[CEL A] Zapisz w całości wpis o wypadku rowerowym, bez żadnych zmian.

[ARTYKUŁ]
====
Grupy dyskusyjne   »   pl.rec.rowery   »   Wypadek rowerowy - poszkodowany mnie oskarza... Czy slusznie?

Wypadek rowerowy - poszkodowany mnie oskarza... Czy slusznie?

Data: 2009-05-18 23:00:13
Autor: Ryszard Mikke
Wypadek rowerowy - poszkodowany mnie oskarza... Czy slusznie?
zagorowski@gmail.com napisał(a):
Witam,

Wczoraj mialem nieprzyjemna przygode. Wyjechalem z domu na
przejzadzke. Po przejechaniu okolo 300 m znalazlem sie pod jednym z
wiekszych skrzyzowan w Poznaniu. Pod nim jest przystanek tramwajowy i
krzyzuja sie dwa tunele dla pieszych. Jest to blisko mojego domu i
czesto tamtedy jezdze wiec wiem, ze bywa tam niebezpiecznie. Dlatego
zawsze, tak jak i dzis jechalem tam wolno. Na skrzyzowaniu tuneli
prostopadle do mnie wylecial chlopak rowerem i natychmiast jak mnie
zobaczyl gwaltownie zahamowal i przelecial przez kierownice.
====
(Zapis układu)
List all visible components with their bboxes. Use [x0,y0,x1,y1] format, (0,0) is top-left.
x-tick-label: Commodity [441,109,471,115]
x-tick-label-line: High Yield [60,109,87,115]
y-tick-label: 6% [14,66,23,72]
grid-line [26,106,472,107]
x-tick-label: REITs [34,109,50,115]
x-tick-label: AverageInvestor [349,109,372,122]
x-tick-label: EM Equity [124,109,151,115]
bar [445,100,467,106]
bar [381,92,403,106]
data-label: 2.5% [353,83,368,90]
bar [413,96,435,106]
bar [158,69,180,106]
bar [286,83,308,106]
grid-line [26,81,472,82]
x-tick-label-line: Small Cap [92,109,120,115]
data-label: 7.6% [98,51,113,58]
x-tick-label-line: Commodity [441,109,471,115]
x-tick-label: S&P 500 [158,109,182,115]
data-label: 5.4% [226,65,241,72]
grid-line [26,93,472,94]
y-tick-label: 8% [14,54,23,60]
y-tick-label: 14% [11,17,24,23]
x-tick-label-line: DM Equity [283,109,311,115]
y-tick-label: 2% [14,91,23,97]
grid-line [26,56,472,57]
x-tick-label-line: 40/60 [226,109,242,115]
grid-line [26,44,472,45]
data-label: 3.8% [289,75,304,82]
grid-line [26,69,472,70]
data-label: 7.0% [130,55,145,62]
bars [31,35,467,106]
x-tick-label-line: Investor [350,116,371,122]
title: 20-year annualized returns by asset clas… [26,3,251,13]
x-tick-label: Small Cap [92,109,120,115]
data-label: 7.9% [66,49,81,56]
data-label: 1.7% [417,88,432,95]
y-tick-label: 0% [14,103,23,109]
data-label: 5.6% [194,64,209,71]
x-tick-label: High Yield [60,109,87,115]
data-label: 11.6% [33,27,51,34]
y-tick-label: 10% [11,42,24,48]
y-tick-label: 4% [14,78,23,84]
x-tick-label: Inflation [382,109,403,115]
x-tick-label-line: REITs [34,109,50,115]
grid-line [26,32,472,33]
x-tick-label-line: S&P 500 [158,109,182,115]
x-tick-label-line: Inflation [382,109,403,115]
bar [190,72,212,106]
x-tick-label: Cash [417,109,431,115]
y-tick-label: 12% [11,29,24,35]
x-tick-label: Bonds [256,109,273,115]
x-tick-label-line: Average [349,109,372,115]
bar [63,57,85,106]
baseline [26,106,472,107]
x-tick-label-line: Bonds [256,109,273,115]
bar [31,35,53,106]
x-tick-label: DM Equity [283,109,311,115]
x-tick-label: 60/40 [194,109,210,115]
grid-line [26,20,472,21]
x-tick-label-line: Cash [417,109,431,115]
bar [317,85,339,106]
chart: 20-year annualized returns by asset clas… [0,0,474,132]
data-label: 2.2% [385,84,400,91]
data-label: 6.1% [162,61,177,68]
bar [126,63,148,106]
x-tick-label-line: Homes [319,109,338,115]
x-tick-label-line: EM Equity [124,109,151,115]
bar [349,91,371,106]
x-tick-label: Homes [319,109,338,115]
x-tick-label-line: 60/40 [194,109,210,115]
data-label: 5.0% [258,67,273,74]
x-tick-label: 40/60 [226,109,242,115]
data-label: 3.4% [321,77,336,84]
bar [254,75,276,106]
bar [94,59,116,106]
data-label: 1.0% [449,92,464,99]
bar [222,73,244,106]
====
[CEL B] Zbierz z listingu wszystkie linie, w których występuje słowo "High".

[WYNIK ĆWICZENIA A]
Grupy dyskusyjne   »   pl.rec.rowery   »   Wypadek rowerowy - poszkodowany mnie oskarza... Czy slusznie?

Wypadek rowerowy - poszkodowany mnie oskarza... Czy slusznie?

Data: 2009-05-18 23:00:13
Autor: Ryszard Mikke
Wypadek rowerowy - poszkodowany mnie oskarza... Czy slusznie?
zagorowski@gmail.com napisał(a):
Witam,

Wczoraj mialem nieprzyjemna przygode. Wyjechalem z domu na
przejzadzke. Po przejechaniu okolo 300 m znalazlem sie pod jednym z
wiekszych skrzyzowan w Poznaniu. Pod nim jest przystanek tramwajowy i
krzyzuja sie dwa tunele dla pieszych. Jest to blisko mojego domu i
czesto tamtedy jezdze wiec wiem, ze bywa tam niebezpiecznie. Dlatego
zawsze, tak jak i dzis jechalem tam wolno. Na skrzyzowaniu tuneli
prostopadle do mnie wylecial chlopak rowerem i natychmiast jak mnie
zobaczyl gwaltownie zahamowal i przelecial przez kierownice.

[WYNIK ĆWICZENIA B]
x-tick-label-line: High Yield [60,109,87,115]
x-tick-label: High Yield [60,109,87,115]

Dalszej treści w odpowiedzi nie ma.